__PROBLEM TO WORK ON__. Please retype the data in full and exactly; the pictures are not part of the copy.

__Entries from a visual dataset__.
** Start **

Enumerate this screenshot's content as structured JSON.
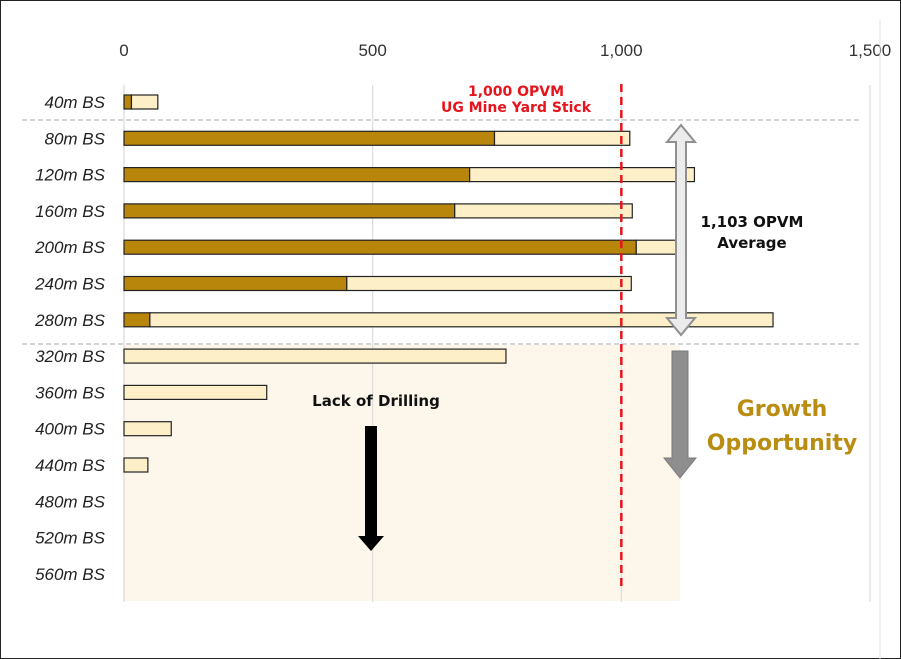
{
  "chart_data": {
    "type": "bar",
    "orientation": "horizontal",
    "stacked": true,
    "categories": [
      "40m BS",
      "80m BS",
      "120m BS",
      "160m BS",
      "200m BS",
      "240m BS",
      "280m BS",
      "320m BS",
      "360m BS",
      "400m BS",
      "440m BS",
      "480m BS",
      "520m BS",
      "560m BS"
    ],
    "series": [
      {
        "values": [
          15,
          745,
          695,
          665,
          1030,
          448,
          52,
          0,
          0,
          0,
          0,
          0,
          0,
          0
        ]
      },
      {
        "values": [
          53,
          272,
          452,
          357,
          90,
          572,
          1253,
          768,
          287,
          95,
          48,
          0,
          0,
          0
        ]
      }
    ],
    "x_ticks": [
      "0",
      "500",
      "1,000",
      "1,500"
    ],
    "xlim": [
      0,
      1500
    ],
    "x_axis_position": "top",
    "colors": {
      "dark": "#b8860b",
      "light": "#fdf0c9",
      "target_line": "#e8141b",
      "growth_text": "#b98c12",
      "region_fill": "#fcf7ea"
    },
    "reference_line": {
      "value": 1000,
      "label_lines": [
        "1,000 OPVM",
        "UG Mine Yard Stick"
      ]
    },
    "annotations": {
      "average_lines": [
        "1,103 OPVM",
        "Average"
      ],
      "lack_of_drilling": "Lack of Drilling",
      "growth_lines": [
        "Growth",
        "Opportunity"
      ]
    }
  }
}
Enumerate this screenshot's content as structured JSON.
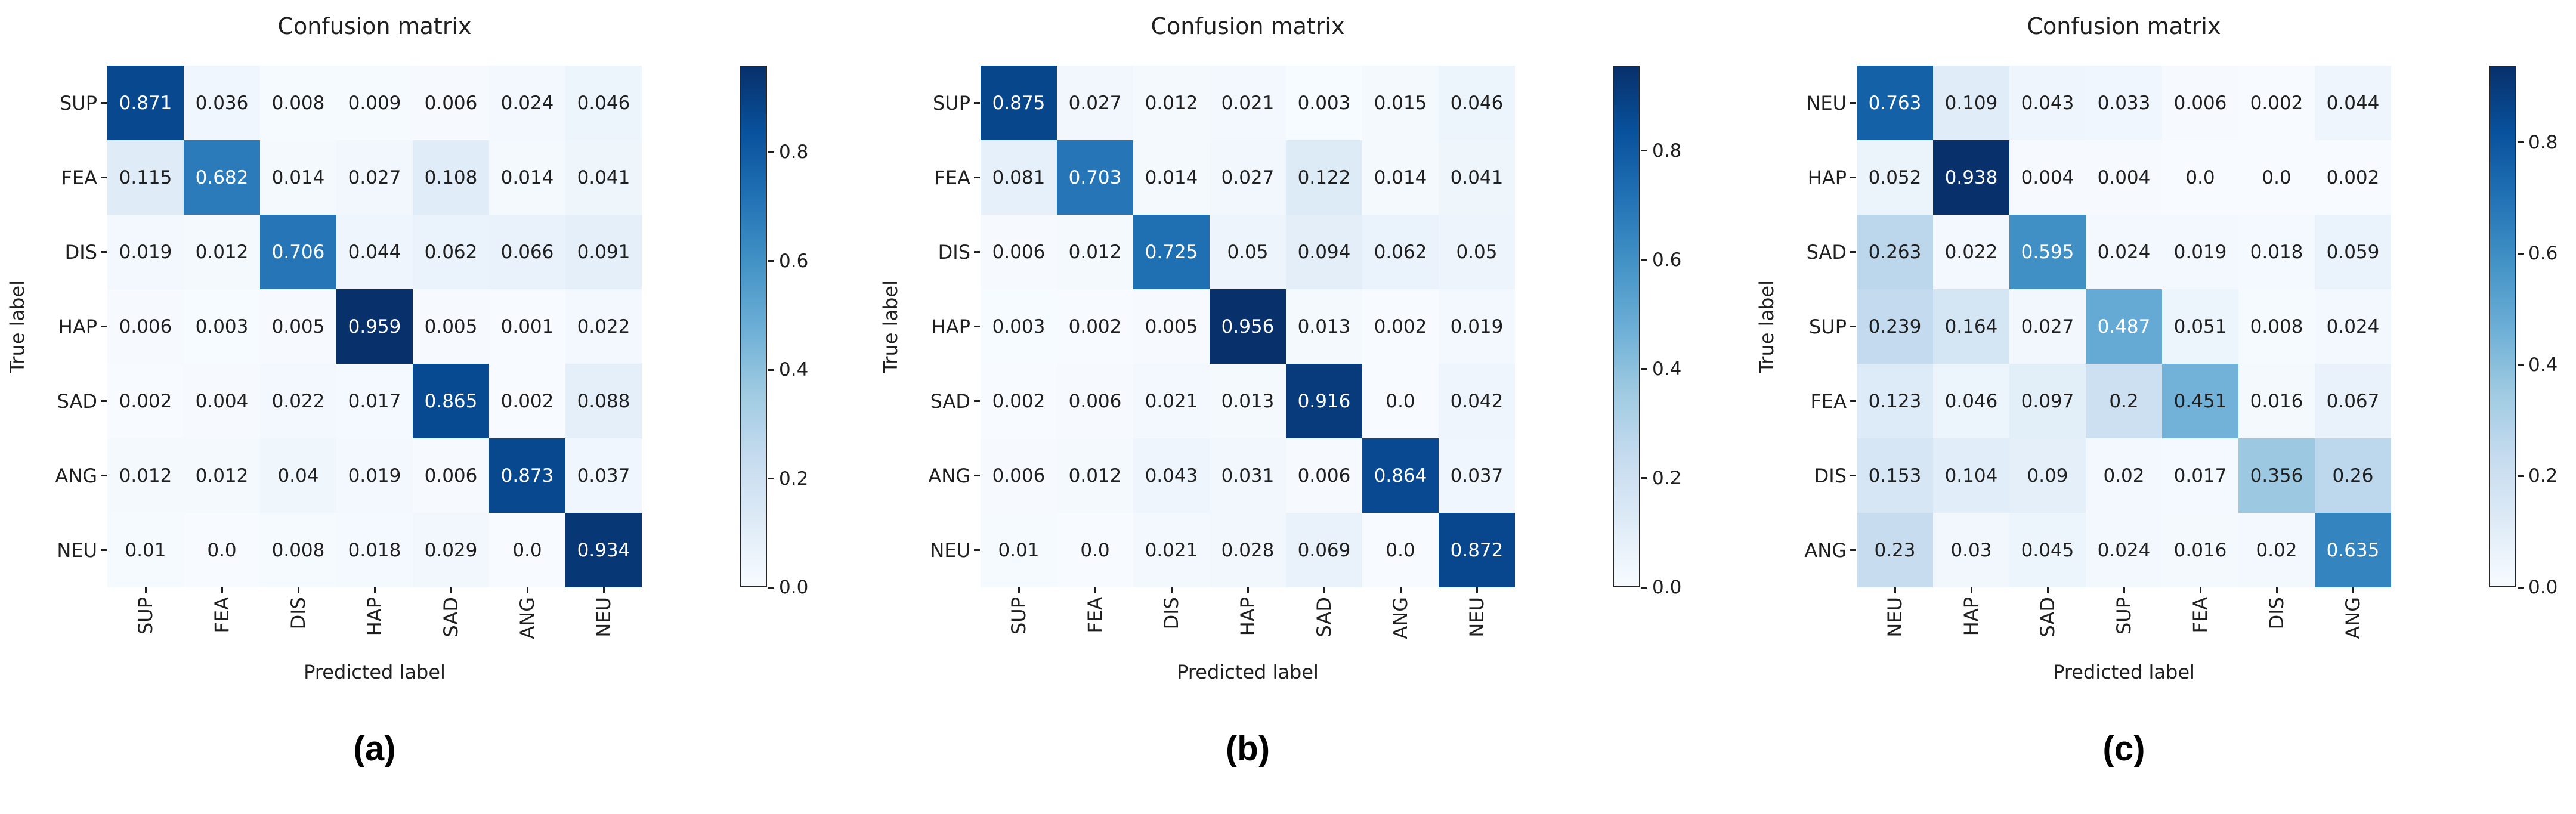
{
  "colors": {
    "background": "#ffffff",
    "text_dark": "#1f1f1f",
    "text_light": "#ffffff",
    "colorbar_outline": "#262626",
    "blues_anchors": [
      {
        "t": 0.0,
        "hex": "#f7fbff"
      },
      {
        "t": 0.125,
        "hex": "#deebf7"
      },
      {
        "t": 0.25,
        "hex": "#c6dbef"
      },
      {
        "t": 0.375,
        "hex": "#9ecae1"
      },
      {
        "t": 0.5,
        "hex": "#6baed6"
      },
      {
        "t": 0.625,
        "hex": "#4292c6"
      },
      {
        "t": 0.75,
        "hex": "#2171b5"
      },
      {
        "t": 0.875,
        "hex": "#08519c"
      },
      {
        "t": 1.0,
        "hex": "#08306b"
      }
    ]
  },
  "chart_data": [
    {
      "type": "heatmap",
      "panel_caption": "(a)",
      "title": "Confusion matrix",
      "xlabel": "Predicted label",
      "ylabel": "True label",
      "colormap": "Blues",
      "x_tick_labels": [
        "SUP",
        "FEA",
        "DIS",
        "HAP",
        "SAD",
        "ANG",
        "NEU"
      ],
      "y_tick_labels": [
        "SUP",
        "FEA",
        "DIS",
        "HAP",
        "SAD",
        "ANG",
        "NEU"
      ],
      "values": [
        [
          0.871,
          0.036,
          0.008,
          0.009,
          0.006,
          0.024,
          0.046
        ],
        [
          0.115,
          0.682,
          0.014,
          0.027,
          0.108,
          0.014,
          0.041
        ],
        [
          0.019,
          0.012,
          0.706,
          0.044,
          0.062,
          0.066,
          0.091
        ],
        [
          0.006,
          0.003,
          0.005,
          0.959,
          0.005,
          0.001,
          0.022
        ],
        [
          0.002,
          0.004,
          0.022,
          0.017,
          0.865,
          0.002,
          0.088
        ],
        [
          0.012,
          0.012,
          0.04,
          0.019,
          0.006,
          0.873,
          0.037
        ],
        [
          0.01,
          0.0,
          0.008,
          0.018,
          0.029,
          0.0,
          0.934
        ]
      ],
      "vmin": 0.0,
      "vmax": 0.959,
      "colorbar_ticks": [
        0.8,
        0.6,
        0.4,
        0.2,
        0.0
      ]
    },
    {
      "type": "heatmap",
      "panel_caption": "(b)",
      "title": "Confusion matrix",
      "xlabel": "Predicted label",
      "ylabel": "True label",
      "colormap": "Blues",
      "x_tick_labels": [
        "SUP",
        "FEA",
        "DIS",
        "HAP",
        "SAD",
        "ANG",
        "NEU"
      ],
      "y_tick_labels": [
        "SUP",
        "FEA",
        "DIS",
        "HAP",
        "SAD",
        "ANG",
        "NEU"
      ],
      "values": [
        [
          0.875,
          0.027,
          0.012,
          0.021,
          0.003,
          0.015,
          0.046
        ],
        [
          0.081,
          0.703,
          0.014,
          0.027,
          0.122,
          0.014,
          0.041
        ],
        [
          0.006,
          0.012,
          0.725,
          0.05,
          0.094,
          0.062,
          0.05
        ],
        [
          0.003,
          0.002,
          0.005,
          0.956,
          0.013,
          0.002,
          0.019
        ],
        [
          0.002,
          0.006,
          0.021,
          0.013,
          0.916,
          0.0,
          0.042
        ],
        [
          0.006,
          0.012,
          0.043,
          0.031,
          0.006,
          0.864,
          0.037
        ],
        [
          0.01,
          0.0,
          0.021,
          0.028,
          0.069,
          0.0,
          0.872
        ]
      ],
      "vmin": 0.0,
      "vmax": 0.956,
      "colorbar_ticks": [
        0.8,
        0.6,
        0.4,
        0.2,
        0.0
      ]
    },
    {
      "type": "heatmap",
      "panel_caption": "(c)",
      "title": "Confusion matrix",
      "xlabel": "Predicted label",
      "ylabel": "True label",
      "colormap": "Blues",
      "x_tick_labels": [
        "NEU",
        "HAP",
        "SAD",
        "SUP",
        "FEA",
        "DIS",
        "ANG"
      ],
      "y_tick_labels": [
        "NEU",
        "HAP",
        "SAD",
        "SUP",
        "FEA",
        "DIS",
        "ANG"
      ],
      "values": [
        [
          0.763,
          0.109,
          0.043,
          0.033,
          0.006,
          0.002,
          0.044
        ],
        [
          0.052,
          0.938,
          0.004,
          0.004,
          0.0,
          0.0,
          0.002
        ],
        [
          0.263,
          0.022,
          0.595,
          0.024,
          0.019,
          0.018,
          0.059
        ],
        [
          0.239,
          0.164,
          0.027,
          0.487,
          0.051,
          0.008,
          0.024
        ],
        [
          0.123,
          0.046,
          0.097,
          0.2,
          0.451,
          0.016,
          0.067
        ],
        [
          0.153,
          0.104,
          0.09,
          0.02,
          0.017,
          0.356,
          0.26
        ],
        [
          0.23,
          0.03,
          0.045,
          0.024,
          0.016,
          0.02,
          0.635
        ]
      ],
      "vmin": 0.0,
      "vmax": 0.938,
      "colorbar_ticks": [
        0.8,
        0.6,
        0.4,
        0.2,
        0.0
      ]
    }
  ]
}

** End **

__WRITTEN SOLUTION__.
Enumerate this screenshot's content as structured JSON.
{
  "chart_data": {
    "type": "bar",
    "orientation": "horizontal",
    "stacked": true,
    "categories": [
      "40m BS",
      "80m BS",
      "120m BS",
      "160m BS",
      "200m BS",
      "240m BS",
      "280m BS",
      "320m BS",
      "360m BS",
      "400m BS",
      "440m BS",
      "480m BS",
      "520m BS",
      "560m BS"
    ],
    "series": [
      {
        "values": [
          15,
          745,
          695,
          665,
          1030,
          448,
          52,
          0,
          0,
          0,
          0,
          0,
          0,
          0
        ]
      },
      {
        "values": [
          53,
          272,
          452,
          357,
          90,
          572,
          1253,
          768,
          287,
          95,
          48,
          0,
          0,
          0
        ]
      }
    ],
    "x_ticks": [
      "0",
      "500",
      "1,000",
      "1,500"
    ],
    "xlim": [
      0,
      1500
    ],
    "x_axis_position": "top",
    "colors": {
      "dark": "#b8860b",
      "light": "#fdf0c9",
      "target_line": "#e8141b",
      "growth_text": "#b98c12",
      "region_fill": "#fcf7ea"
    },
    "reference_line": {
      "value": 1000,
      "label_lines": [
        "1,000 OPVM",
        "UG Mine Yard Stick"
      ]
    },
    "annotations": {
      "average_lines": [
        "1,103 OPVM",
        "Average"
      ],
      "lack_of_drilling": "Lack of Drilling",
      "growth_lines": [
        "Growth",
        "Opportunity"
      ]
    }
  }
}
Enumerate this screenshot's content as structured JSON.
{
  "colors": {
    "background": "#ffffff",
    "text_dark": "#1f1f1f",
    "text_light": "#ffffff",
    "colorbar_outline": "#262626",
    "blues_anchors": [
      {
        "t": 0.0,
        "hex": "#f7fbff"
      },
      {
        "t": 0.125,
        "hex": "#deebf7"
      },
      {
        "t": 0.25,
        "hex": "#c6dbef"
      },
      {
        "t": 0.375,
        "hex": "#9ecae1"
      },
      {
        "t": 0.5,
        "hex": "#6baed6"
      },
      {
        "t": 0.625,
        "hex": "#4292c6"
      },
      {
        "t": 0.75,
        "hex": "#2171b5"
      },
      {
        "t": 0.875,
        "hex": "#08519c"
      },
      {
        "t": 1.0,
        "hex": "#08306b"
      }
    ]
  },
  "chart_data": [
    {
      "type": "heatmap",
      "panel_caption": "(a)",
      "title": "Confusion matrix",
      "xlabel": "Predicted label",
      "ylabel": "True label",
      "colormap": "Blues",
      "x_tick_labels": [
        "SUP",
        "FEA",
        "DIS",
        "HAP",
        "SAD",
        "ANG",
        "NEU"
      ],
      "y_tick_labels": [
        "SUP",
        "FEA",
        "DIS",
        "HAP",
        "SAD",
        "ANG",
        "NEU"
      ],
      "values": [
        [
          0.871,
          0.036,
          0.008,
          0.009,
          0.006,
          0.024,
          0.046
        ],
        [
          0.115,
          0.682,
          0.014,
          0.027,
          0.108,
          0.014,
          0.041
        ],
        [
          0.019,
          0.012,
          0.706,
          0.044,
          0.062,
          0.066,
          0.091
        ],
        [
          0.006,
          0.003,
          0.005,
          0.959,
          0.005,
          0.001,
          0.022
        ],
        [
          0.002,
          0.004,
          0.022,
          0.017,
          0.865,
          0.002,
          0.088
        ],
        [
          0.012,
          0.012,
          0.04,
          0.019,
          0.006,
          0.873,
          0.037
        ],
        [
          0.01,
          0.0,
          0.008,
          0.018,
          0.029,
          0.0,
          0.934
        ]
      ],
      "vmin": 0.0,
      "vmax": 0.959,
      "colorbar_ticks": [
        0.8,
        0.6,
        0.4,
        0.2,
        0.0
      ]
    },
    {
      "type": "heatmap",
      "panel_caption": "(b)",
      "title": "Confusion matrix",
      "xlabel": "Predicted label",
      "ylabel": "True label",
      "colormap": "Blues",
      "x_tick_labels": [
        "SUP",
        "FEA",
        "DIS",
        "HAP",
        "SAD",
        "ANG",
        "NEU"
      ],
      "y_tick_labels": [
        "SUP",
        "FEA",
        "DIS",
        "HAP",
        "SAD",
        "ANG",
        "NEU"
      ],
      "values": [
        [
          0.875,
          0.027,
          0.012,
          0.021,
          0.003,
          0.015,
          0.046
        ],
        [
          0.081,
          0.703,
          0.014,
          0.027,
          0.122,
          0.014,
          0.041
        ],
        [
          0.006,
          0.012,
          0.725,
          0.05,
          0.094,
          0.062,
          0.05
        ],
        [
          0.003,
          0.002,
          0.005,
          0.956,
          0.013,
          0.002,
          0.019
        ],
        [
          0.002,
          0.006,
          0.021,
          0.013,
          0.916,
          0.0,
          0.042
        ],
        [
          0.006,
          0.012,
          0.043,
          0.031,
          0.006,
          0.864,
          0.037
        ],
        [
          0.01,
          0.0,
          0.021,
          0.028,
          0.069,
          0.0,
          0.872
        ]
      ],
      "vmin": 0.0,
      "vmax": 0.956,
      "colorbar_ticks": [
        0.8,
        0.6,
        0.4,
        0.2,
        0.0
      ]
    },
    {
      "type": "heatmap",
      "panel_caption": "(c)",
      "title": "Confusion matrix",
      "xlabel": "Predicted label",
      "ylabel": "True label",
      "colormap": "Blues",
      "x_tick_labels": [
        "NEU",
        "HAP",
        "SAD",
        "SUP",
        "FEA",
        "DIS",
        "ANG"
      ],
      "y_tick_labels": [
        "NEU",
        "HAP",
        "SAD",
        "SUP",
        "FEA",
        "DIS",
        "ANG"
      ],
      "values": [
        [
          0.763,
          0.109,
          0.043,
          0.033,
          0.006,
          0.002,
          0.044
        ],
        [
          0.052,
          0.938,
          0.004,
          0.004,
          0.0,
          0.0,
          0.002
        ],
        [
          0.263,
          0.022,
          0.595,
          0.024,
          0.019,
          0.018,
          0.059
        ],
        [
          0.239,
          0.164,
          0.027,
          0.487,
          0.051,
          0.008,
          0.024
        ],
        [
          0.123,
          0.046,
          0.097,
          0.2,
          0.451,
          0.016,
          0.067
        ],
        [
          0.153,
          0.104,
          0.09,
          0.02,
          0.017,
          0.356,
          0.26
        ],
        [
          0.23,
          0.03,
          0.045,
          0.024,
          0.016,
          0.02,
          0.635
        ]
      ],
      "vmin": 0.0,
      "vmax": 0.938,
      "colorbar_ticks": [
        0.8,
        0.6,
        0.4,
        0.2,
        0.0
      ]
    }
  ]
}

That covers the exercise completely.